Start
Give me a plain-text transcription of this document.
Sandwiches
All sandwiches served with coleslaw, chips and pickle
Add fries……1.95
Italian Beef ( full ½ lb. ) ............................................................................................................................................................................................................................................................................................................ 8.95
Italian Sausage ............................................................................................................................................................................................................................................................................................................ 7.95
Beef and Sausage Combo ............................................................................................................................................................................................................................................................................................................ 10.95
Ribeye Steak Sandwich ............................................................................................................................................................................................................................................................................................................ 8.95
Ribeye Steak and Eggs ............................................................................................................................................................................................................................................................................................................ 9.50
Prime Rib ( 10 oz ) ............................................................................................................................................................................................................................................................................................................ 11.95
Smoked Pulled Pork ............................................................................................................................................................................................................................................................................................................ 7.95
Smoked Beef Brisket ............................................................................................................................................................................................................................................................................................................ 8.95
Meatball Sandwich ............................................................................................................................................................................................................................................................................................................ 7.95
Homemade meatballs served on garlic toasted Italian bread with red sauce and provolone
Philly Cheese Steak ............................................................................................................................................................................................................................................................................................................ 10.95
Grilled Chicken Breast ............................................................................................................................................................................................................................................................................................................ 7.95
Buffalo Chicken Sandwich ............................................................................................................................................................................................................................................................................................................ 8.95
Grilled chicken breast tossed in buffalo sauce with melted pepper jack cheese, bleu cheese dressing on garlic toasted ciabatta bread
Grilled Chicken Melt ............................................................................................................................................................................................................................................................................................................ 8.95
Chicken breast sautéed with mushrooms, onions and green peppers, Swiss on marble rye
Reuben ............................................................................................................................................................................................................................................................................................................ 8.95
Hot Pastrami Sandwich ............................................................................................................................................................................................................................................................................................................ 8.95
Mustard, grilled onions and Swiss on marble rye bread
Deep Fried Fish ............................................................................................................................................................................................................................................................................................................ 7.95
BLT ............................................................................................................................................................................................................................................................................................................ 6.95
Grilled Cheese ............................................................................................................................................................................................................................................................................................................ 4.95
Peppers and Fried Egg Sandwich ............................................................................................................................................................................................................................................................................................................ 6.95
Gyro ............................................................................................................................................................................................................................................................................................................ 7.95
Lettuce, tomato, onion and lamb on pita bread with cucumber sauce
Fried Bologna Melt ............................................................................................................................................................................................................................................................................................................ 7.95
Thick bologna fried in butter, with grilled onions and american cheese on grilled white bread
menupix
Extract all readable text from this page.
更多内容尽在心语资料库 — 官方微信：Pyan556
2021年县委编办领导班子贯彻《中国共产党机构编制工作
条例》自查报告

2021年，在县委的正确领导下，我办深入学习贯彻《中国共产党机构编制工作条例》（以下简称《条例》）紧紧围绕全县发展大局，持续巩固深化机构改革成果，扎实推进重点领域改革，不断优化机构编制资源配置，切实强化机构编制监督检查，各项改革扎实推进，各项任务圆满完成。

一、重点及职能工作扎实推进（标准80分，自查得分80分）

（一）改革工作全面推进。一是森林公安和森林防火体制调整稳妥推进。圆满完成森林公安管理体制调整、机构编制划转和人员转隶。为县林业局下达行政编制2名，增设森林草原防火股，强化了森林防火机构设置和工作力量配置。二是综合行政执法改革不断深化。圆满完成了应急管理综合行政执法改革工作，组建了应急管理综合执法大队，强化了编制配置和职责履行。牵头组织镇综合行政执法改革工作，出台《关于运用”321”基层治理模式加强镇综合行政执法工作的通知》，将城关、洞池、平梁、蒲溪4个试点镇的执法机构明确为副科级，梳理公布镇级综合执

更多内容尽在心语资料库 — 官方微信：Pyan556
End
**GIVEN REQUEST:**
Each line of the material above must be retyped precisely.

**RESPONSE BELOW:**
Give me a plain-text transcription of this document.
Sandwiches
All sandwiches served with coleslaw, chips and pickle
Add fries……1.95
Italian Beef ( full ½ lb. ) ............................................................................................................................................................................................................................................................................................................ 8.95
Italian Sausage ............................................................................................................................................................................................................................................................................................................ 7.95
Beef and Sausage Combo ............................................................................................................................................................................................................................................................................................................ 10.95
Ribeye Steak Sandwich ............................................................................................................................................................................................................................................................................................................ 8.95
Ribeye Steak and Eggs ............................................................................................................................................................................................................................................................................................................ 9.50
Prime Rib ( 10 oz ) ............................................................................................................................................................................................................................................................................................................ 11.95
Smoked Pulled Pork ............................................................................................................................................................................................................................................................................................................ 7.95
Smoked Beef Brisket ............................................................................................................................................................................................................................................................................................................ 8.95
Meatball Sandwich ............................................................................................................................................................................................................................................................................................................ 7.95
Homemade meatballs served on garlic toasted Italian bread with red sauce and provolone
Philly Cheese Steak ............................................................................................................................................................................................................................................................................................................ 10.95
Grilled Chicken Breast ............................................................................................................................................................................................................................................................................................................ 7.95
Buffalo Chicken Sandwich ............................................................................................................................................................................................................................................................................................................ 8.95
Grilled chicken breast tossed in buffalo sauce with melted pepper jack cheese, bleu cheese dressing on garlic toasted ciabatta bread
Grilled Chicken Melt ............................................................................................................................................................................................................................................................................................................ 8.95
Chicken breast sautéed with mushrooms, onions and green peppers, Swiss on marble rye
Reuben ............................................................................................................................................................................................................................................................................................................ 8.95
Hot Pastrami Sandwich ............................................................................................................................................................................................................................................................................................................ 8.95
Mustard, grilled onions and Swiss on marble rye bread
Deep Fried Fish ............................................................................................................................................................................................................................................................................................................ 7.95
BLT ............................................................................................................................................................................................................................................................................................................ 6.95
Grilled Cheese ............................................................................................................................................................................................................................................................................................................ 4.95
Peppers and Fried Egg Sandwich ............................................................................................................................................................................................................................................................................................................ 6.95
Gyro ............................................................................................................................................................................................................................................................................................................ 7.95
Lettuce, tomato, onion and lamb on pita bread with cucumber sauce
Fried Bologna Melt ............................................................................................................................................................................................................................................................................................................ 7.95
Thick bologna fried in butter, with grilled onions and american cheese on grilled white bread
menupix
Extract all readable text from this page.
更多内容尽在心语资料库 — 官方微信：Pyan556
2021年县委编办领导班子贯彻《中国共产党机构编制工作
条例》自查报告

2021年，在县委的正确领导下，我办深入学习贯彻《中国共产党机构编制工作条例》（以下简称《条例》）紧紧围绕全县发展大局，持续巩固深化机构改革成果，扎实推进重点领域改革，不断优化机构编制资源配置，切实强化机构编制监督检查，各项改革扎实推进，各项任务圆满完成。

一、重点及职能工作扎实推进（标准80分，自查得分80分）

（一）改革工作全面推进。一是森林公安和森林防火体制调整稳妥推进。圆满完成森林公安管理体制调整、机构编制划转和人员转隶。为县林业局下达行政编制2名，增设森林草原防火股，强化了森林防火机构设置和工作力量配置。二是综合行政执法改革不断深化。圆满完成了应急管理综合行政执法改革工作，组建了应急管理综合执法大队，强化了编制配置和职责履行。牵头组织镇综合行政执法改革工作，出台《关于运用”321”基层治理模式加强镇综合行政执法工作的通知》，将城关、洞池、平梁、蒲溪4个试点镇的执法机构明确为副科级，梳理公布镇级综合执

更多内容尽在心语资料库 — 官方微信：Pyan556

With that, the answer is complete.